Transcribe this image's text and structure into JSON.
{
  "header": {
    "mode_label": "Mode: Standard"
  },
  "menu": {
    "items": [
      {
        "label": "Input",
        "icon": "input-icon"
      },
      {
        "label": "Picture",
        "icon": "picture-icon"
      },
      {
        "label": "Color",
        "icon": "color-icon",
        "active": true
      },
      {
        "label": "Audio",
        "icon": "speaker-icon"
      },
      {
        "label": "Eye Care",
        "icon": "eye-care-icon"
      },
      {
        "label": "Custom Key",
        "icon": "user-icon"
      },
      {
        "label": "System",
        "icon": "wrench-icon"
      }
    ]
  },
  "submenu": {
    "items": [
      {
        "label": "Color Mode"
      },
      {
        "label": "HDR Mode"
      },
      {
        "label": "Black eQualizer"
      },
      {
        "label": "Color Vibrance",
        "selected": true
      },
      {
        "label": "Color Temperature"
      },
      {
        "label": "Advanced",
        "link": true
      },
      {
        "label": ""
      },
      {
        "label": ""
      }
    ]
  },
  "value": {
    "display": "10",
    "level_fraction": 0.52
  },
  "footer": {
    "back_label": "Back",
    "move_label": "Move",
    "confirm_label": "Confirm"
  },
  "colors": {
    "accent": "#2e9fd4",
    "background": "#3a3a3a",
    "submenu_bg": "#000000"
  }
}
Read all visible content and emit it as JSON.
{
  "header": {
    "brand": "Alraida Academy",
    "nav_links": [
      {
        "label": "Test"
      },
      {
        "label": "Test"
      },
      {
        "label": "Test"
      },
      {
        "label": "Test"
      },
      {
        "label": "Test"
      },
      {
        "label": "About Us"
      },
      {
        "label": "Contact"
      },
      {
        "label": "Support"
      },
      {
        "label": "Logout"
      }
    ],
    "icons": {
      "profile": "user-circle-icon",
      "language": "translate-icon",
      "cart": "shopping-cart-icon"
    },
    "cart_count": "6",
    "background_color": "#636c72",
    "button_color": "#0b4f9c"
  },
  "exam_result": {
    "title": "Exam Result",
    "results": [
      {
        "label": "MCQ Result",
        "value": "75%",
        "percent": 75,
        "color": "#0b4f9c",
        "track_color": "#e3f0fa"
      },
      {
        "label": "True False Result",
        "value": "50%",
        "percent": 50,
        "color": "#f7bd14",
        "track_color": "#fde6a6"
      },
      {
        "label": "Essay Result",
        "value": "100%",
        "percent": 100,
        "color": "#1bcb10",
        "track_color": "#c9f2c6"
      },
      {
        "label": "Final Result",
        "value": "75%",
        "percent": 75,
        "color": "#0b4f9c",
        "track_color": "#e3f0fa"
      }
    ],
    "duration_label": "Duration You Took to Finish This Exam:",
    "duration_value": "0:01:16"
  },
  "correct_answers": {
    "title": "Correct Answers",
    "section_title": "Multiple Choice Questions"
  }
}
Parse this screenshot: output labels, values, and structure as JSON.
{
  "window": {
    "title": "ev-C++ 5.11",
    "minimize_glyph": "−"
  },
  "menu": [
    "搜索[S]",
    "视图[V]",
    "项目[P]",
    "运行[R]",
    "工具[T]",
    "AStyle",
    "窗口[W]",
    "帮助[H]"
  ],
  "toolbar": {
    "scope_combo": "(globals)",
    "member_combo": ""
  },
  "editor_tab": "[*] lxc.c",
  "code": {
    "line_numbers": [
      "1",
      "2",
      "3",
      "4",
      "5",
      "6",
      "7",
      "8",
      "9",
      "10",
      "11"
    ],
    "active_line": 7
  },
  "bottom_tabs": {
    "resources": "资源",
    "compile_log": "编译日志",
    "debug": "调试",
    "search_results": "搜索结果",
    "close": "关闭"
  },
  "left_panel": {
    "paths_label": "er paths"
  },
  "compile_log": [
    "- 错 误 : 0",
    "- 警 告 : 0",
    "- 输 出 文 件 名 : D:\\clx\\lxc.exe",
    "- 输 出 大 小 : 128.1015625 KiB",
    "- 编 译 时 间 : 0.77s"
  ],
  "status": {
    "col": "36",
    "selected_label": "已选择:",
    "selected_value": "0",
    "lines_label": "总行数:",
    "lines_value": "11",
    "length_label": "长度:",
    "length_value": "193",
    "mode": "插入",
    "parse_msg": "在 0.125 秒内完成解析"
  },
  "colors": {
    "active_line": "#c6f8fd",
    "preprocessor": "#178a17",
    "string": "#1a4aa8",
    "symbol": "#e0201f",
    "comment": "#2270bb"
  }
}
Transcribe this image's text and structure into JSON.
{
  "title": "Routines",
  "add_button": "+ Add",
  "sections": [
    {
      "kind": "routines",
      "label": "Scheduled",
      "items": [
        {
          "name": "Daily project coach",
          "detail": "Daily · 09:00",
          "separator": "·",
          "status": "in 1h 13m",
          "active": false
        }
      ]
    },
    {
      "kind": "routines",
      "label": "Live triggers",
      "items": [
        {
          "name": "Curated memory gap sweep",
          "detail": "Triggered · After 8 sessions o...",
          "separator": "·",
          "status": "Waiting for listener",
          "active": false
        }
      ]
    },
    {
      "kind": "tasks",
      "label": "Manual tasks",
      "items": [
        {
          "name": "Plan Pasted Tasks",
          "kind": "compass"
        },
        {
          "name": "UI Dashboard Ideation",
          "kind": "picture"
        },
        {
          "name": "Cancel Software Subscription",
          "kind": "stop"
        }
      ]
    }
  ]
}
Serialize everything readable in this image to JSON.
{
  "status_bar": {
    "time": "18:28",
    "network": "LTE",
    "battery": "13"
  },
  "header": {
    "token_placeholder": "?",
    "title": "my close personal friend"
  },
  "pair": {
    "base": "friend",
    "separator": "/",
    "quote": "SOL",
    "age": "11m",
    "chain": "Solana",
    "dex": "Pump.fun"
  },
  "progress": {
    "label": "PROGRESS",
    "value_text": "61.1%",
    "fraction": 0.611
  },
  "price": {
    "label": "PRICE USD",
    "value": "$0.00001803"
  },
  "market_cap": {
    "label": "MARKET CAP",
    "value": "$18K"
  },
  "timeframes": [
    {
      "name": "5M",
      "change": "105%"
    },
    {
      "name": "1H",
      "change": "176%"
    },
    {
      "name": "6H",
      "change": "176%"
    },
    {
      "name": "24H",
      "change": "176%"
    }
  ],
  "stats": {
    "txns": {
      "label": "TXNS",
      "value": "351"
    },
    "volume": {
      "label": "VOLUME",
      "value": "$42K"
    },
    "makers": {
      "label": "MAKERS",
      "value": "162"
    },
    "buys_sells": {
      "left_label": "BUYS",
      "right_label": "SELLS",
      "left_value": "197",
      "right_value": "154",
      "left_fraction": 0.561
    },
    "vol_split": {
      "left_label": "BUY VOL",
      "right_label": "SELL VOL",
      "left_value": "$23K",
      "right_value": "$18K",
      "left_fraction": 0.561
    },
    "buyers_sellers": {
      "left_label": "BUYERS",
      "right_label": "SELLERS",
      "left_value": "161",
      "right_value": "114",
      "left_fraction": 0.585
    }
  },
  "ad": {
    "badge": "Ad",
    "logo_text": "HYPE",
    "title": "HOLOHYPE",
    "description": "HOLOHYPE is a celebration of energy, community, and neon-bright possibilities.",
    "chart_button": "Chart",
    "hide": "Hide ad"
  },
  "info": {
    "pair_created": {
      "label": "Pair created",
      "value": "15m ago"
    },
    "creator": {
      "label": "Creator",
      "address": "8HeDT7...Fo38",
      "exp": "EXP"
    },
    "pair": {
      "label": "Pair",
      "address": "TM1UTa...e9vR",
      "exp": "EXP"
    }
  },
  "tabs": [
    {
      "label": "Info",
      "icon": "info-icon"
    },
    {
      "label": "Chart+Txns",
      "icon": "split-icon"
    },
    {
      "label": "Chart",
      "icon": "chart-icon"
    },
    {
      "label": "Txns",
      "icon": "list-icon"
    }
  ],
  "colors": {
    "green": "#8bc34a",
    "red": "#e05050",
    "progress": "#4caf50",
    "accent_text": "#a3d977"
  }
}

───

_INSTRUCTION_
Whichever lines contain the string "name", select and copy them.

_COMPLETE ANSWER_
          "name": "Daily project coach",
          "name": "Curated memory gap sweep",
          "name": "Plan Pasted Tasks",
          "name": "UI Dashboard Ideation",
          "name": "Cancel Software Subscription",
      "name": "5M",
      "name": "1H",
      "name": "6H",
      "name": "24H",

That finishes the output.